> _Exercise_
Take down each entry exactly as written.

> _Raw data_
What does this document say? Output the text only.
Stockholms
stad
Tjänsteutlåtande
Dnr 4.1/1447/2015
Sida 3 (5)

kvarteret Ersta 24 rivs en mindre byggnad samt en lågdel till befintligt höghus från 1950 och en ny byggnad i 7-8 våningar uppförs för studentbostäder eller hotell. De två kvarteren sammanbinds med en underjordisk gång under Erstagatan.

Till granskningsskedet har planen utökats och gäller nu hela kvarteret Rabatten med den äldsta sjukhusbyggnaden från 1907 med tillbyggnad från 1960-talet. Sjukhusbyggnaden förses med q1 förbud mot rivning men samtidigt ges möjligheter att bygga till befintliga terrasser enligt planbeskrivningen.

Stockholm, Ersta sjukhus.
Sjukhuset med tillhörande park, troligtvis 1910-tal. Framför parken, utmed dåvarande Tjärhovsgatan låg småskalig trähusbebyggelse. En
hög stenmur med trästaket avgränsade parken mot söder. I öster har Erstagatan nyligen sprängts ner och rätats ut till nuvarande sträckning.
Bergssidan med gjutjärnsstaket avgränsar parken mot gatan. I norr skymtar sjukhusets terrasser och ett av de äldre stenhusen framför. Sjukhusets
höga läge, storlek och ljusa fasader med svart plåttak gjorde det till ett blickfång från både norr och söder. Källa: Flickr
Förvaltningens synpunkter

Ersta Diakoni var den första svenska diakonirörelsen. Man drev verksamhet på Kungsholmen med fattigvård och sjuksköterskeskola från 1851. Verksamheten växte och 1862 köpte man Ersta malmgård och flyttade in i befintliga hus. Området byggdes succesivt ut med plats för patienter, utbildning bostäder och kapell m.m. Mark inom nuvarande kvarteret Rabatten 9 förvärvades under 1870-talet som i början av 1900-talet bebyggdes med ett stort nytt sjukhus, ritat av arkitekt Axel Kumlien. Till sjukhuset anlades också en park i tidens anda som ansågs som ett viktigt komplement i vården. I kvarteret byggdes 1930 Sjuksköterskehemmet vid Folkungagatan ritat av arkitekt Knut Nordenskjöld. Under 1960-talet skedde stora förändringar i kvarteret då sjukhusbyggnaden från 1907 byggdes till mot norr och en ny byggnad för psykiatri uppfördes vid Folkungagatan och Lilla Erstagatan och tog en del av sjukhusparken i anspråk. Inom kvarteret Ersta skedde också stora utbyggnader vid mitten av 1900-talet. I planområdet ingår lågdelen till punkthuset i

> _Problem solution_
What does this document say? Output the text only.
Stockholms
stad
Tjänsteutlåtande
Dnr 4.1/1447/2015
Sida 3 (5)

kvarteret Ersta 24 rivs en mindre byggnad samt en lågdel till befintligt höghus från 1950 och en ny byggnad i 7-8 våningar uppförs för studentbostäder eller hotell. De två kvarteren sammanbinds med en underjordisk gång under Erstagatan.

Till granskningsskedet har planen utökats och gäller nu hela kvarteret Rabatten med den äldsta sjukhusbyggnaden från 1907 med tillbyggnad från 1960-talet. Sjukhusbyggnaden förses med q1 förbud mot rivning men samtidigt ges möjligheter att bygga till befintliga terrasser enligt planbeskrivningen.

Stockholm, Ersta sjukhus.
Sjukhuset med tillhörande park, troligtvis 1910-tal. Framför parken, utmed dåvarande Tjärhovsgatan låg småskalig trähusbebyggelse. En
hög stenmur med trästaket avgränsade parken mot söder. I öster har Erstagatan nyligen sprängts ner och rätats ut till nuvarande sträckning.
Bergssidan med gjutjärnsstaket avgränsar parken mot gatan. I norr skymtar sjukhusets terrasser och ett av de äldre stenhusen framför. Sjukhusets
höga läge, storlek och ljusa fasader med svart plåttak gjorde det till ett blickfång från både norr och söder. Källa: Flickr
Förvaltningens synpunkter

Ersta Diakoni var den första svenska diakonirörelsen. Man drev verksamhet på Kungsholmen med fattigvård och sjuksköterskeskola från 1851. Verksamheten växte och 1862 köpte man Ersta malmgård och flyttade in i befintliga hus. Området byggdes succesivt ut med plats för patienter, utbildning bostäder och kapell m.m. Mark inom nuvarande kvarteret Rabatten 9 förvärvades under 1870-talet som i början av 1900-talet bebyggdes med ett stort nytt sjukhus, ritat av arkitekt Axel Kumlien. Till sjukhuset anlades också en park i tidens anda som ansågs som ett viktigt komplement i vården. I kvarteret byggdes 1930 Sjuksköterskehemmet vid Folkungagatan ritat av arkitekt Knut Nordenskjöld. Under 1960-talet skedde stora förändringar i kvarteret då sjukhusbyggnaden från 1907 byggdes till mot norr och en ny byggnad för psykiatri uppfördes vid Folkungagatan och Lilla Erstagatan och tog en del av sjukhusparken i anspråk. Inom kvarteret Ersta skedde också stora utbyggnader vid mitten av 1900-talet. I planområdet ingår lågdelen till punkthuset i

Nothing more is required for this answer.